:: ARTICLE ::

== == ==

Convert Non Searachable PDF to Searchable PDF using Aspose.PDF

codewarior · February 2, 2016, 11:20pm

Hari2506:

Hi Team,

Its been some time now,

Can please let us know the status?

Hi Harikrishna,

Thanks for your patience.

The earlier reported issue is still pending for review as the team has been busy fixing other previously reported issues. Nevertheless, the team will start investigating this problem as per their schedule and as soon as we have some further updates, we will let you know.

Hari2506 · February 9, 2016, 7:24pm

ok. Noted . pls keep us updated.

tilal.ahmad · February 9, 2016, 9:54pm

Hi Hari,

Thanks for your inquiry. I am afraid your above reported issue is still pending for investigation as product team is busy in resolving other issues in the queue, reported earlier. We will notify you as soon as we made some significant progress towards issue resolution.

Thanks for your patience and cooperation.

Best Regards,

Hari2506 · March 18, 2016, 3:10am

hi tilal,

Any update for this issue?

Thanks & Regards
Hari

codewarior · March 20, 2016, 10:09am

Hi Hari,

Thanks for your patience.

I am afraid the issue reported earlier is not yet resolved. However your concerns have been shard with product team and as soon as we have some definite updates, we will let you know.

Hari2506 · April 3, 2016, 10:32pm

Hi Support Team,

My name is Victor, and I’m the Project Manager.

The problem with converting files to searchable PDFs has been logged since 17 Dec 2015.

It has been more than 3 months, and not resolved.

This issue has been escalated as production issue by a Government agency in Singapore. Hope you can expedite the resolution by this week.

Regards.

tilal.ahmad · April 4, 2016, 10:42pm

Hi Victor,

We are sorry for the inconvenience. Please note our product team schedule the issues’ investigation and resolution on first come first basis and we feel this is the fairest and most appropriate way to satisfy the needs of the majority of our customers. .

However, we have recorded your concern, also raised the issue priority of the issue and requested our product team to complete the issue investigation and share a solution/ETA at their earliest. We will keep you updated about the issue resolution progress.

Thanks for your patience and cooperation.

Best Regards,

Hari2506 · April 5, 2016, 12:00am

Hi,

We are vivid supporters of ASPOSE on pdf conversion software, and has been recommending your product to our clients.

This issue has been more than 3 months, and there is no resolution.

Can I escalate the case to priority 1, and please let me know whether the issue can be resolved by tomorrow, as we are meeting up on this progress.

Regards.

Victor Ang.

tilal.ahmad · April 5, 2016, 10:46pm

Hi Victor,

Hari2506:
We are vivid supporters of ASPOSE on pdf conversion software, and has been recommending your product to our clients.

Thanks for the support and proposing Aspose.Pdf to your clients.

== == ==

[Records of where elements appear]

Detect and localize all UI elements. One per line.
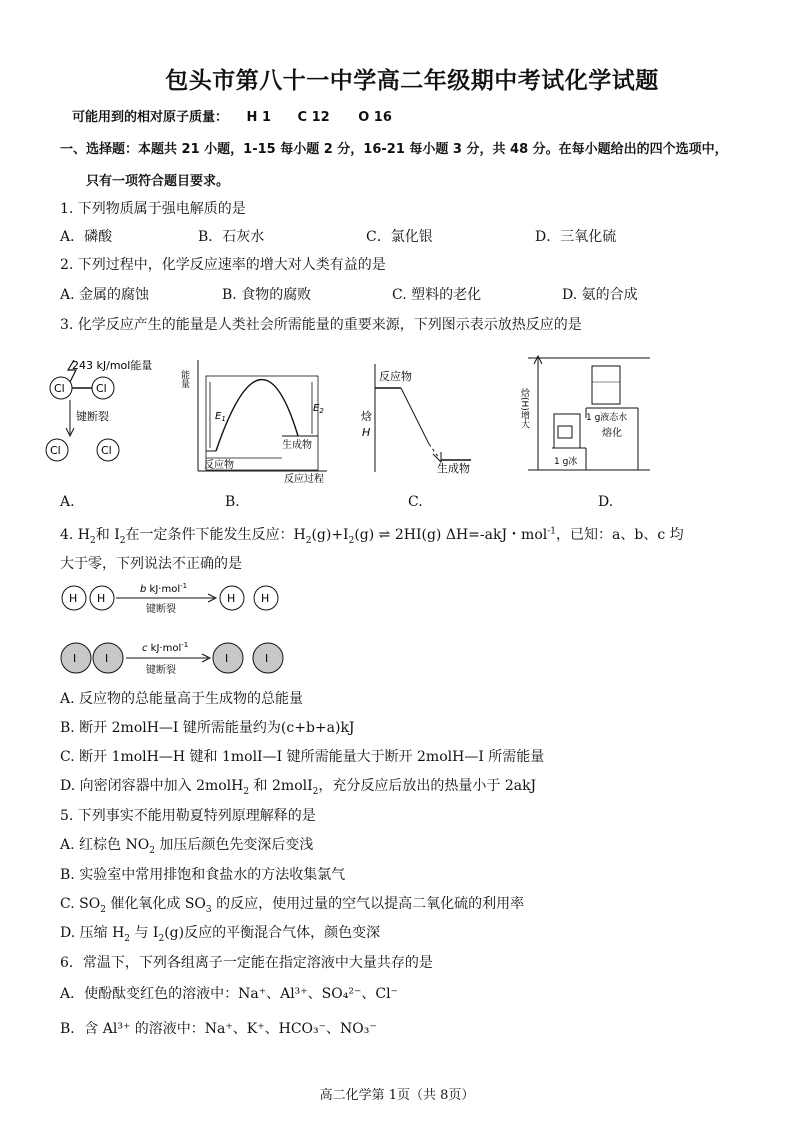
figb-y-axis-label: 能量: [179, 370, 189, 388]
atomic-mass-o: O 16: [358, 110, 392, 125]
figc-descent-dashed: [429, 444, 439, 458]
q4-option-c: C. 断开 1molH—H 键和 1molI—I 键所需能量大于断开 2molH—I 所需能量: [60, 749, 545, 765]
q2-option-b: B. 食物的腐败: [222, 287, 312, 303]
figh-atom-label-4: H: [261, 592, 270, 605]
q5-option-d: D. 压缩 $H_2$ 与 $I_2(g)$反应的平衡混合气体，颜色变深: [60, 925, 381, 944]
page-title: 包头市第八十一中学高二年级期中考试化学试题: [165, 68, 659, 94]
figi-atom-label-3: I: [225, 652, 229, 665]
figd-beaker-water: [592, 366, 620, 404]
q2-option-a: A. 金属的腐蚀: [60, 287, 150, 303]
figh-energy-label: b kJ·mol$^{-1}$: [140, 582, 188, 595]
q6-option-a: A．使酚酞变红色的溶液中：Na⁺、Al³⁺、SO₄²⁻、Cl⁻: [60, 986, 398, 1002]
figc-arrow-head: [433, 452, 441, 462]
figa-cl-label-4: Cl: [101, 444, 112, 457]
figi-break-label: 键断裂: [146, 665, 176, 676]
figa-cl-label-3: Cl: [50, 444, 61, 457]
q5-stem: 5. 下列事实不能用勒夏特列原理解释的是: [60, 808, 316, 824]
q2-option-d: D. 氨的合成: [562, 287, 638, 303]
figb-e1-label: $E_1$: [215, 411, 226, 423]
q4-option-b: B. 断开 2molH—I 键所需能量约为(c+b+a)kJ: [60, 720, 355, 736]
page-footer: 高二化学第 1页（共 8页）: [319, 1088, 475, 1103]
q5-option-a: A. 红棕色 $NO_2$ 加压后颜色先变深后变浅: [60, 837, 314, 856]
figb-product-label: 生成物: [282, 440, 312, 451]
q1-option-b: B．石灰水: [198, 229, 265, 245]
atomic-mass-h: H 1: [246, 110, 271, 125]
q3-figure-d: [519, 352, 657, 477]
q1-stem: 1. 下列物质属于强电解质的是: [60, 201, 246, 217]
q4-figure-h: [58, 580, 288, 616]
q6-option-b: B．含 Al³⁺ 的溶液中：Na⁺、K⁺、HCO₃⁻、NO₃⁻: [60, 1021, 377, 1037]
q5-option-b: B. 实验室中常用排饱和食盐水的方法收集氯气: [60, 867, 346, 883]
q2-stem: 2. 下列过程中，化学反应速率的增大对人类有益的是: [60, 257, 386, 273]
figh-atom-label-1: H: [69, 592, 78, 605]
figh-break-label: 键断裂: [146, 604, 176, 615]
figh-atom-label-3: H: [227, 592, 236, 605]
figh-atom-label-2: H: [97, 592, 106, 605]
figc-reactant-label: 反应物: [379, 370, 412, 383]
q3-figure-c: [355, 362, 500, 478]
q5-option-c: C. $SO_2$ 催化氧化成 $SO_3$ 的反应，使用过量的空气以提高二氧化硫的利用率: [60, 896, 525, 915]
atomic-mass-c: C 12: [297, 110, 330, 125]
figd-water-label: 1 g液态水: [586, 413, 628, 423]
figd-y-label: 焓(H)增大: [519, 388, 529, 429]
q1-option-c: C．氯化银: [366, 229, 433, 245]
figa-energy-label: 243 kJ/mol能量: [72, 359, 153, 372]
figc-y-label-1: 焓: [361, 410, 372, 423]
figb-x-axis-label: 反应过程: [284, 474, 324, 485]
figd-melt-label: 熔化: [602, 428, 622, 439]
q3-label-d: D.: [598, 494, 614, 510]
q2-option-c: C. 塑料的老化: [392, 287, 482, 303]
section-heading-line2: 只有一项符合题目要求。: [86, 174, 230, 189]
q4-stem-line2: 大于零，下列说法不正确的是: [60, 556, 242, 572]
section-heading-line1: 一、选择题：本题共 21 小题，1-15 每小题 2 分，16-21 每小题 3 分，共 48 分。在每小题给出的四个选项中，: [60, 142, 728, 157]
figb-frame: [206, 376, 318, 470]
figa-break-label: 键断裂: [76, 410, 109, 423]
q4-stem-line1: 4. $H_2$和 $I_2$在一定条件下能发生反应：$H_2(g)+I_2(g)$ ⇌ 2HI(g) ΔH=-akJ・mol$^{-1}$，已知：a、b、c 均: [60, 526, 684, 546]
figi-atom-label-1: I: [73, 652, 77, 665]
figi-energy-label: c kJ·mol$^{-1}$: [142, 641, 189, 654]
figc-product-label: 生成物: [437, 462, 470, 475]
figi-atom-label-4: I: [265, 652, 269, 665]
figd-ice-label: 1 g冰: [554, 457, 578, 467]
q6-stem: 6．常温下，下列各组离子一定能在指定溶液中大量共存的是: [60, 955, 433, 971]
q3-figure-a: [40, 350, 180, 475]
q4-figure-i: [58, 638, 298, 678]
figa-cl-label-1: Cl: [54, 382, 65, 395]
q3-label-a: A.: [60, 494, 75, 510]
q1-option-d: D．三氧化硫: [535, 229, 617, 245]
q1-option-a: A．磷酸: [60, 229, 113, 245]
q3-figure-b: [179, 356, 342, 485]
figc-y-label-2: H: [362, 426, 371, 439]
figi-atom-label-2: I: [105, 652, 109, 665]
q4-option-a: A. 反应物的总能量高于生成物的总能量: [60, 691, 304, 707]
atomic-mass-label: 可能用到的相对原子质量：: [72, 110, 229, 125]
figd-ice-cube: [558, 426, 572, 438]
q3-stem: 3. 化学反应产生的能量是人类社会所需能量的重要来源，下列图示表示放热反应的是: [60, 317, 582, 333]
figc-descent-solid: [401, 388, 429, 444]
q4-option-d: D. 向密闭容器中加入 2molH$_2$ 和 2molI$_2$，充分反应后放出的热量小于 2akJ: [60, 778, 537, 797]
q3-label-c: C.: [408, 494, 423, 510]
figa-cl-label-2: Cl: [96, 382, 107, 395]
atomic-mass-line: [72, 106, 392, 125]
figb-reactant-label: 反应物: [204, 460, 234, 471]
q3-label-b: B.: [225, 494, 240, 510]
figb-e2-label: $E_2$: [313, 403, 324, 415]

== == ==

:: PROBLEM 1 ::
Copy out the records, word for word, from the line with "figb-y-axis-label: 能量: [179, 370, 189, 388]" up to and including the line with "q5-option-d: D. 压缩".
:: PROBLEM 2 ::
Resume the forum thread on converting non-searchable PDFs to searchable ones with Aspose.PDF, picking up after its last sentence.

:: TASK RESPONSE 1 ::
figb-y-axis-label: 能量: [179, 370, 189, 388]
atomic-mass-o: O 16: [358, 110, 392, 125]
figc-descent-dashed: [429, 444, 439, 458]
q4-option-c: C. 断开 1molH—H 键和 1molI—I 键所需能量大于断开 2molH—I 所需能量: [60, 749, 545, 765]
q2-option-b: B. 食物的腐败: [222, 287, 312, 303]
figh-atom-label-4: H: [261, 592, 270, 605]
q5-option-d: D. 压缩 $H_2$ 与 $I_2(g)$反应的平衡混合气体，颜色变深: [60, 925, 381, 944]

:: TASK RESPONSE 2 ::
Hari2506:

This issue has been more than 3 months, and there is no resolution.

Can I escalate the case to priority 1, and please let me know whether the issue can be resolved by tomorrow, as we are meeting up on this progress.

We have raised the issue priority of your issue within free support and requested product team to review issue and share their findings/ETA as soon as possible.

Furthermore regarding escalating the issue priority further, you may purchase paid support , Aspose offers three different types of enhanced support. Please check following links for the details/prices and enhanced support FAQs.

Priority Support
Please note purchasing the paid support does not guarantee any immediate resolution of the issue but it increases issue precedence over normal support and development team start investigating the issue on priority basis. Purchasing paid support will definitely raise your issue priority but resolution or hotfix is subject to the complexity and priority of issue.

Furthermore, If you have any query related the enhanced support please post here. We will be more than happy to help you.

We are sorry for the inconvenience caused.

Best Regards,

Hari2506 · April 5, 2016, 11:50pm

Hi ASPOSE Support,

I have attached 4 documents where the text were extracted from the non-searchable pdf by Google tesseract (out.html).

However, during the creation of searchable pdf, we have met with ASPOSE exception (ASPOSEexception.txt).

I have attached the files for your reference.

Please comment on these specific instances of the issues.

Thanks.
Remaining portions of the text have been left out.